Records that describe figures
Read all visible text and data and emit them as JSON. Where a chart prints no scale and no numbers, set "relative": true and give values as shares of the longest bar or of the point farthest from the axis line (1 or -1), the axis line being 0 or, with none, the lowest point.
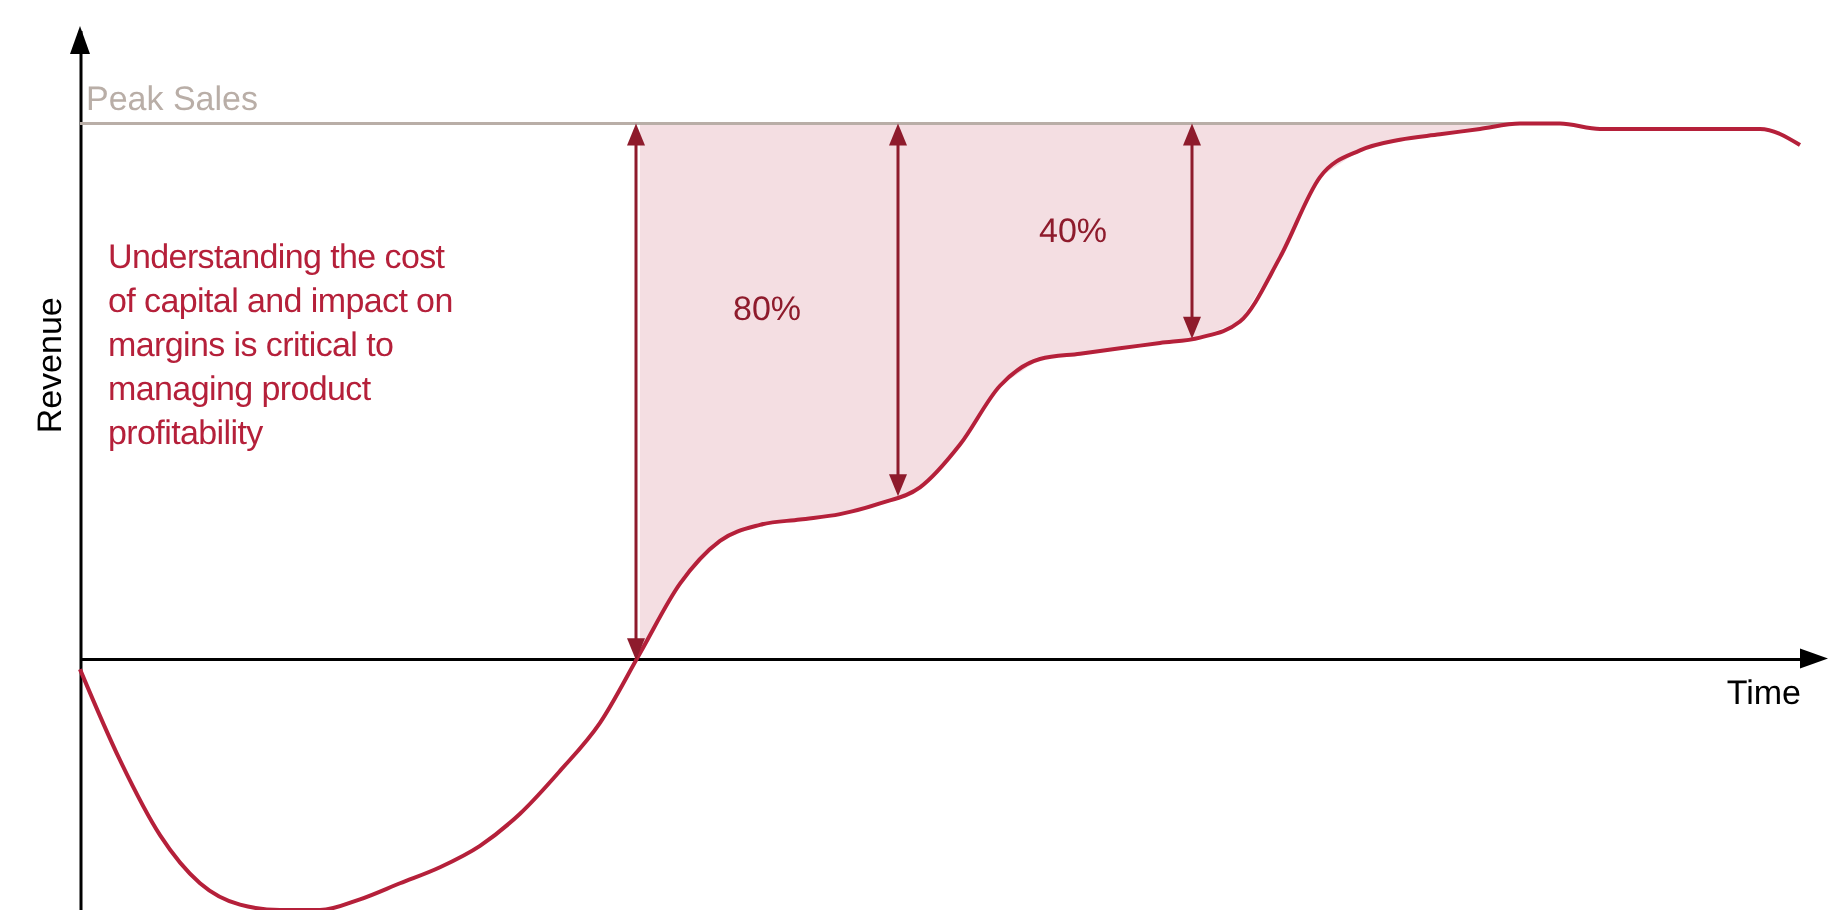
{
  "chart_data": {
    "type": "line",
    "relative": true,
    "xlabel": "Time",
    "ylabel": "Revenue",
    "grid": false,
    "tick_labels": false,
    "categories": [
      null,
      null,
      null,
      null,
      null,
      null,
      null,
      null,
      null,
      null,
      null,
      null,
      null,
      null,
      null,
      null,
      null,
      null,
      null,
      null,
      null,
      null,
      null,
      null,
      null,
      null,
      null,
      null,
      null,
      null,
      null,
      null,
      null,
      null,
      null,
      null,
      null,
      null,
      null,
      null,
      null,
      null,
      null,
      null
    ],
    "series": [
      {
        "color": "#b5203a",
        "values": [
          -0.02,
          -0.19,
          -0.33,
          -0.42,
          -0.46,
          -0.47,
          -0.47,
          -0.45,
          -0.42,
          -0.39,
          -0.35,
          -0.29,
          -0.21,
          -0.12,
          0.01,
          0.14,
          0.22,
          0.25,
          0.26,
          0.27,
          0.29,
          0.32,
          0.4,
          0.51,
          0.56,
          0.57,
          0.58,
          0.59,
          0.6,
          0.63,
          0.75,
          0.9,
          0.95,
          0.97,
          0.98,
          0.99,
          1,
          1,
          0.99,
          0.99,
          0.99,
          0.99,
          0.99,
          0.96
        ],
        "lower": [
          null,
          null,
          null,
          null,
          null,
          null,
          null,
          null,
          null,
          null,
          null,
          null,
          null,
          null,
          0.01,
          0.14,
          0.22,
          0.25,
          0.26,
          0.27,
          0.29,
          0.32,
          0.4,
          0.51,
          0.56,
          0.57,
          0.58,
          0.59,
          0.6,
          0.63,
          0.75,
          0.9,
          0.95,
          0.97,
          0.98,
          0.99,
          1,
          null,
          null,
          null,
          null,
          null,
          null,
          null
        ],
        "upper": [
          null,
          null,
          null,
          null,
          null,
          null,
          null,
          null,
          null,
          null,
          null,
          null,
          null,
          null,
          1,
          1,
          1,
          1,
          1,
          1,
          1,
          1,
          1,
          1,
          1,
          1,
          1,
          1,
          1,
          1,
          1,
          1,
          1,
          1,
          1,
          1,
          1,
          null,
          null,
          null,
          null,
          null,
          null,
          null
        ]
      }
    ],
    "ref_lines": [
      {
        "axis": "y",
        "value": 1,
        "label": "Peak Sales",
        "color": "#b9aea7"
      }
    ],
    "annotations": [
      "Understanding the cost of capital and impact on margins is critical to managing product profitability",
      "80%",
      "40%"
    ]
  }
}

### Your instructions
Find the lines containing "axis" and pull them out.

### Completed task
Read all visible text and data and emit them as JSON. Where a chart prints no scale and no numbers, set "relative": true and give values as shares of the longest bar or of the point farthest from the axis line (1 or -1), the axis line being 0 or, with none, the lowest point.
        "axis": "y",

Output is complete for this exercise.